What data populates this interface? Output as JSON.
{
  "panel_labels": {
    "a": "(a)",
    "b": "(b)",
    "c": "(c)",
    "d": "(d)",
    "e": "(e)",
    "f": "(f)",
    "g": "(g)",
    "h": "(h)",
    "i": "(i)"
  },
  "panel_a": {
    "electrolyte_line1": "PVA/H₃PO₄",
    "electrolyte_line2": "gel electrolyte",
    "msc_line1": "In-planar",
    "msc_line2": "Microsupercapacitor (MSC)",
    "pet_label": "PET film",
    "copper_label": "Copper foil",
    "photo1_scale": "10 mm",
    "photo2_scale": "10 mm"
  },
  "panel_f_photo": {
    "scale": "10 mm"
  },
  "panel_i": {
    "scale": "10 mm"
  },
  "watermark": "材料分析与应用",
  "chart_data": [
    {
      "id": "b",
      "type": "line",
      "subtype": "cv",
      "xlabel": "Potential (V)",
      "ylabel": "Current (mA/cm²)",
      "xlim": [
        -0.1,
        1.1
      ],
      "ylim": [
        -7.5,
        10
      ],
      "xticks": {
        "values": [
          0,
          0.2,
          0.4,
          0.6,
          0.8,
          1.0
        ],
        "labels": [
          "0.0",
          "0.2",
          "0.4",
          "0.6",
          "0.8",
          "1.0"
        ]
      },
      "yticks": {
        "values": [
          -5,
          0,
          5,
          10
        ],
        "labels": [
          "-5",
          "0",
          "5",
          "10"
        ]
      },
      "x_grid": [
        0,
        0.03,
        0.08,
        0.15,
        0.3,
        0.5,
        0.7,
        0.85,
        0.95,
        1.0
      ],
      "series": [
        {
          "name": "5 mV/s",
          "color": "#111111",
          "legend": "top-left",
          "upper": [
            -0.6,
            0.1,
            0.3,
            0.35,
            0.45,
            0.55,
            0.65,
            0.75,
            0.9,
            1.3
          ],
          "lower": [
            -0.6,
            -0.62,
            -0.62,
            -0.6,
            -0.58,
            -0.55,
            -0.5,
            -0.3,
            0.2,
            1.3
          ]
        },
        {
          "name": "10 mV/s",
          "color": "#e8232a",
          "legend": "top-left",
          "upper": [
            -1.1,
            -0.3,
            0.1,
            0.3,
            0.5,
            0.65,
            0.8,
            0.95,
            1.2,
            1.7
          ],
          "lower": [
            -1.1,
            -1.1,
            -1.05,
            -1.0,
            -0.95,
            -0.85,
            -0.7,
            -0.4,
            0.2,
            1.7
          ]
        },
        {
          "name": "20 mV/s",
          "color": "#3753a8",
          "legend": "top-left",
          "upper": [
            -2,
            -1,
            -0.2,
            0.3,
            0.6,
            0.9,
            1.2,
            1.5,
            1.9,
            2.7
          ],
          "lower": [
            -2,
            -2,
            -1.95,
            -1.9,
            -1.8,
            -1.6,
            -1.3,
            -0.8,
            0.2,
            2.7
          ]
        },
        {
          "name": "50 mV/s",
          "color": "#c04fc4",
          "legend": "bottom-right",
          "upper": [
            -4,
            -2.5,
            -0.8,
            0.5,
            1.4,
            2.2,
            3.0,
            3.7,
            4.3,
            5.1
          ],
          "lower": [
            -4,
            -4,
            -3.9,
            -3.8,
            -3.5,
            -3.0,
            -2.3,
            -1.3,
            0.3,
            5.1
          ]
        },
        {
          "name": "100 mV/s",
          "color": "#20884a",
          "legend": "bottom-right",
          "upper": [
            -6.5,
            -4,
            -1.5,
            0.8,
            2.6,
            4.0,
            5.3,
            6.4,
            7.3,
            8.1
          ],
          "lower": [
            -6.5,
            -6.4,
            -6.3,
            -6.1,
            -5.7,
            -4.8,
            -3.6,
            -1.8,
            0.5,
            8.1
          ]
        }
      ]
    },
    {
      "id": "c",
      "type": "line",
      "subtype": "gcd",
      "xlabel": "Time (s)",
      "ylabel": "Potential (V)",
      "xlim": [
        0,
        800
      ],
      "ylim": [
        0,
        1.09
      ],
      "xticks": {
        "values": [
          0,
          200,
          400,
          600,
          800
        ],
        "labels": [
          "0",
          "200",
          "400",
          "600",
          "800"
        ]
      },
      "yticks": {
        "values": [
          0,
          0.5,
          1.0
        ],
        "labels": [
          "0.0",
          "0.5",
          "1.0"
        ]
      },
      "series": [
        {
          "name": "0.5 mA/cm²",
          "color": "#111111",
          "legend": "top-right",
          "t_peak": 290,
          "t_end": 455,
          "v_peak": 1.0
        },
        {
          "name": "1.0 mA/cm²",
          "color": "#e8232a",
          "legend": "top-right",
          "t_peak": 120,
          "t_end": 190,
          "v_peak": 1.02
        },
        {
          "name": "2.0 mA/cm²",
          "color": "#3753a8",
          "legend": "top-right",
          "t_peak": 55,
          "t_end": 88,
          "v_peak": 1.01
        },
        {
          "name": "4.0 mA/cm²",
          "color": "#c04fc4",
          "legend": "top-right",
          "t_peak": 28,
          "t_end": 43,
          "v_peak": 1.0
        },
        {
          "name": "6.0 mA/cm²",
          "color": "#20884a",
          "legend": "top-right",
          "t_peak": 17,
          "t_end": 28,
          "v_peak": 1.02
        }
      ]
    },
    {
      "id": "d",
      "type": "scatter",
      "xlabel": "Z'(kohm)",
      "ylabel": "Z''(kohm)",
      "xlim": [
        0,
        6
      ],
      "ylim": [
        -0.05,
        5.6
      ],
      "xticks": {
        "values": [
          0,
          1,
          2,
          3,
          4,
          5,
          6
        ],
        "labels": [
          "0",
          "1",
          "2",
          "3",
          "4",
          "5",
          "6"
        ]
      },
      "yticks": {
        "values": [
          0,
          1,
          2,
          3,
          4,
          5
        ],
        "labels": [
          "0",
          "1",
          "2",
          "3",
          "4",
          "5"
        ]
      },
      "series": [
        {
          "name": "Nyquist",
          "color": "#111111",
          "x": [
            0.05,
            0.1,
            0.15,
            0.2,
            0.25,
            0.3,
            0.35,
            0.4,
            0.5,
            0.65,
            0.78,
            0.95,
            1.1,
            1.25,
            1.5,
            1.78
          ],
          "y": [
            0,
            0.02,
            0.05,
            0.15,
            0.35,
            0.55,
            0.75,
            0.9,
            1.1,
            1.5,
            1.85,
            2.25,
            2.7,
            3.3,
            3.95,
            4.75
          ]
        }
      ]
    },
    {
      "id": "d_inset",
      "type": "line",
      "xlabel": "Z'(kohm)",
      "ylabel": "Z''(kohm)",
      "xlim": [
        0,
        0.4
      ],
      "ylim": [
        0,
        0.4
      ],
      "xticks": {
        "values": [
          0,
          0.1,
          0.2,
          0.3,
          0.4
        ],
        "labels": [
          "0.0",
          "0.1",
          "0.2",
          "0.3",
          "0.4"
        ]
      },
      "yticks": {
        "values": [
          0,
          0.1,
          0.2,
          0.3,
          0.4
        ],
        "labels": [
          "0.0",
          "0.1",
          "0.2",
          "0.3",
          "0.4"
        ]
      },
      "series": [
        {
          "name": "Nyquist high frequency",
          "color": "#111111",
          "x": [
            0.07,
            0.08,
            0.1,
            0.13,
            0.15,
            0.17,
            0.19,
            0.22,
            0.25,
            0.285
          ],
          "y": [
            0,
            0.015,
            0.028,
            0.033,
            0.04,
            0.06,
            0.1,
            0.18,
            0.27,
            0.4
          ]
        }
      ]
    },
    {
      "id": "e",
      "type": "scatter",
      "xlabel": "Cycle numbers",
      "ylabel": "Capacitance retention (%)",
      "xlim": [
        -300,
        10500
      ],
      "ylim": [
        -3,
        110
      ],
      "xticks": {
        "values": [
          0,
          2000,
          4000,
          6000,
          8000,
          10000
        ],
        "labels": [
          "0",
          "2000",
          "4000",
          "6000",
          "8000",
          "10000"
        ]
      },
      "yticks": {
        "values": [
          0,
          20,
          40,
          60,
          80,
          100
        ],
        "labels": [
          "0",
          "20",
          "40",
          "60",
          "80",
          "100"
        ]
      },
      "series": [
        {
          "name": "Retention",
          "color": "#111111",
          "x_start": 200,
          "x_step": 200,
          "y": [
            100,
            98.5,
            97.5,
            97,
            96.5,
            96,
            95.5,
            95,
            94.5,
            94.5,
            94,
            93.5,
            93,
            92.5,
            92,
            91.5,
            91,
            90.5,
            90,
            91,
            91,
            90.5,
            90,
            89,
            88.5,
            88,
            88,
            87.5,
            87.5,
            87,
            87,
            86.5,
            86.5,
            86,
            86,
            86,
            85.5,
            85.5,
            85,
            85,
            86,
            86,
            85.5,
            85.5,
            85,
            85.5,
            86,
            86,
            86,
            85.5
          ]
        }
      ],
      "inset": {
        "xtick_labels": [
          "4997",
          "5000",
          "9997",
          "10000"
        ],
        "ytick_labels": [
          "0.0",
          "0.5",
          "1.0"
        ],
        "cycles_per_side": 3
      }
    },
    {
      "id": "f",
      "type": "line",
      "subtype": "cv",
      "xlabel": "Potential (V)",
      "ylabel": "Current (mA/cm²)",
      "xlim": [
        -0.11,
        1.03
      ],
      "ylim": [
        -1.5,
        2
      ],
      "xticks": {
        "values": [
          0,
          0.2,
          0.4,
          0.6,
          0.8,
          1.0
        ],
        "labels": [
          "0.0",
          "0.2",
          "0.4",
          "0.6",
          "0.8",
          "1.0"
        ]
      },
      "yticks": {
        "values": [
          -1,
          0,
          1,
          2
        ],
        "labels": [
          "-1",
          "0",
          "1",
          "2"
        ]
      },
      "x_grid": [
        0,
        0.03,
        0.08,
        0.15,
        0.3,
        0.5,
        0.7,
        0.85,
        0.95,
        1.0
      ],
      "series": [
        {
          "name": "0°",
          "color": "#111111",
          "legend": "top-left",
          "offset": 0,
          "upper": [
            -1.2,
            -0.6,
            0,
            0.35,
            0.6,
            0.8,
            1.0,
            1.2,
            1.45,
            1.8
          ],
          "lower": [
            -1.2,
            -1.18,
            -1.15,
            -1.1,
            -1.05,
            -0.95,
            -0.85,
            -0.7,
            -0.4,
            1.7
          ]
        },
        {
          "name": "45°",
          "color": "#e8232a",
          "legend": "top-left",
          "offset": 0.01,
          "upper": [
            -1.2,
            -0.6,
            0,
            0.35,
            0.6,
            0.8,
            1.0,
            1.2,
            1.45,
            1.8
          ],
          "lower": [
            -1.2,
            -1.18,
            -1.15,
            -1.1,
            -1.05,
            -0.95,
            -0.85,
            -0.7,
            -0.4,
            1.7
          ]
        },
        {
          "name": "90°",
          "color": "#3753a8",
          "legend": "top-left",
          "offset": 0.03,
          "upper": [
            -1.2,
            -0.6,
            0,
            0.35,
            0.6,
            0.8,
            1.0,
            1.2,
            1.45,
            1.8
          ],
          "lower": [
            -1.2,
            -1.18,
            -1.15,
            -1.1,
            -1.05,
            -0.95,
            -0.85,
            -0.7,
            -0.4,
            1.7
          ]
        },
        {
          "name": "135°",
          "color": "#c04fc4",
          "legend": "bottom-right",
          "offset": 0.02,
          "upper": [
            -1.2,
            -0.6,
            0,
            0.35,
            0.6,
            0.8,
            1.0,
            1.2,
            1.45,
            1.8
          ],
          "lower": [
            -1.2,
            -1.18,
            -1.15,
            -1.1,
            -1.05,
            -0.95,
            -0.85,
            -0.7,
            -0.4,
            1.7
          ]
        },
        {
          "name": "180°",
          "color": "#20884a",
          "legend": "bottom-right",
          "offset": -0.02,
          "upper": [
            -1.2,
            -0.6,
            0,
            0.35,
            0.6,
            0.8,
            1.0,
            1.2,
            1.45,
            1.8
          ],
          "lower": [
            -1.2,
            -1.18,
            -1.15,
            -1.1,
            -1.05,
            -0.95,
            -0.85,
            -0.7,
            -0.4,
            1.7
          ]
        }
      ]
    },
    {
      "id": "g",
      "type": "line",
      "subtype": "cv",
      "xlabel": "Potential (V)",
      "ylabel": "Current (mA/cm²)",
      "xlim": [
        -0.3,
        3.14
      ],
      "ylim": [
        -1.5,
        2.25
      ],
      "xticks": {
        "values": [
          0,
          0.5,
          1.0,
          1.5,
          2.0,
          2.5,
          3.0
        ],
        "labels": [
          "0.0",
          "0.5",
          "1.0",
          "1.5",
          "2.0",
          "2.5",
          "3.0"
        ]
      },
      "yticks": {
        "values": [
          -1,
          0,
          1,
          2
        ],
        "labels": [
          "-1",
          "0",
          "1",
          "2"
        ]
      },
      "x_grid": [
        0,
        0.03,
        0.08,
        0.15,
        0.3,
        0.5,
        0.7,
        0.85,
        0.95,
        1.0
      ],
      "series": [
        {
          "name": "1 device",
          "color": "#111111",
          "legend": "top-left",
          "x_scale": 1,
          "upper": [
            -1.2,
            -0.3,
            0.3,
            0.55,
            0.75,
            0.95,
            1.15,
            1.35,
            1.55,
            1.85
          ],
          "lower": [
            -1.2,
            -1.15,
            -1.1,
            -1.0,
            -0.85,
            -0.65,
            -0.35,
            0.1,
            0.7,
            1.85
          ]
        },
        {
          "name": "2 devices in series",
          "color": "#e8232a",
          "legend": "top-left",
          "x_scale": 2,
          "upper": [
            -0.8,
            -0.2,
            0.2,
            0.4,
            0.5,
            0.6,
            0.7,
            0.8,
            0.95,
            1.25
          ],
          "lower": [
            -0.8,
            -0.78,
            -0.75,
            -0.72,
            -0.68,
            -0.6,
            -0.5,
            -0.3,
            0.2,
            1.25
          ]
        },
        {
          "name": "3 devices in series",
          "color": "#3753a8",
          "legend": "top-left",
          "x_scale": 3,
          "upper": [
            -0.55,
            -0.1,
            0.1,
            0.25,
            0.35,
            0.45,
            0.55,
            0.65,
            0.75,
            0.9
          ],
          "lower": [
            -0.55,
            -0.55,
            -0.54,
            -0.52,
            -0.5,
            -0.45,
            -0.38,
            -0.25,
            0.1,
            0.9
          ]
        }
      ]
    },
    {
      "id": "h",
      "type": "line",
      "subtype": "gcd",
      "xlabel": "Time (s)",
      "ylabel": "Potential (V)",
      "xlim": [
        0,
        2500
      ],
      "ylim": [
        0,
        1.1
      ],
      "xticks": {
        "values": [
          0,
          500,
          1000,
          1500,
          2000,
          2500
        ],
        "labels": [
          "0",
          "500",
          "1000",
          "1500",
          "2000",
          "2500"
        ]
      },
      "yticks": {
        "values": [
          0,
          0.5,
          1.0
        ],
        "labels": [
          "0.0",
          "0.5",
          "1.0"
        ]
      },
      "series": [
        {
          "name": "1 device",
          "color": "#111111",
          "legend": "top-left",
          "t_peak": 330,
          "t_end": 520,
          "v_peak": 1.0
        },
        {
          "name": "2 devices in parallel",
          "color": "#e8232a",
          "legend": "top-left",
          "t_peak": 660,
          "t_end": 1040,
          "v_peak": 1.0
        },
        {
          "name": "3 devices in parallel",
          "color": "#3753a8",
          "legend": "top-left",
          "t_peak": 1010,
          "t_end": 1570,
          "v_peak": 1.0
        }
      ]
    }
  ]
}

## [Exercise details]
Wherever the string "Nyquist" appears in the entries above, list that line.

## [Output for this exercise]
          "name": "Nyquist",
          "name": "Nyquist high frequency",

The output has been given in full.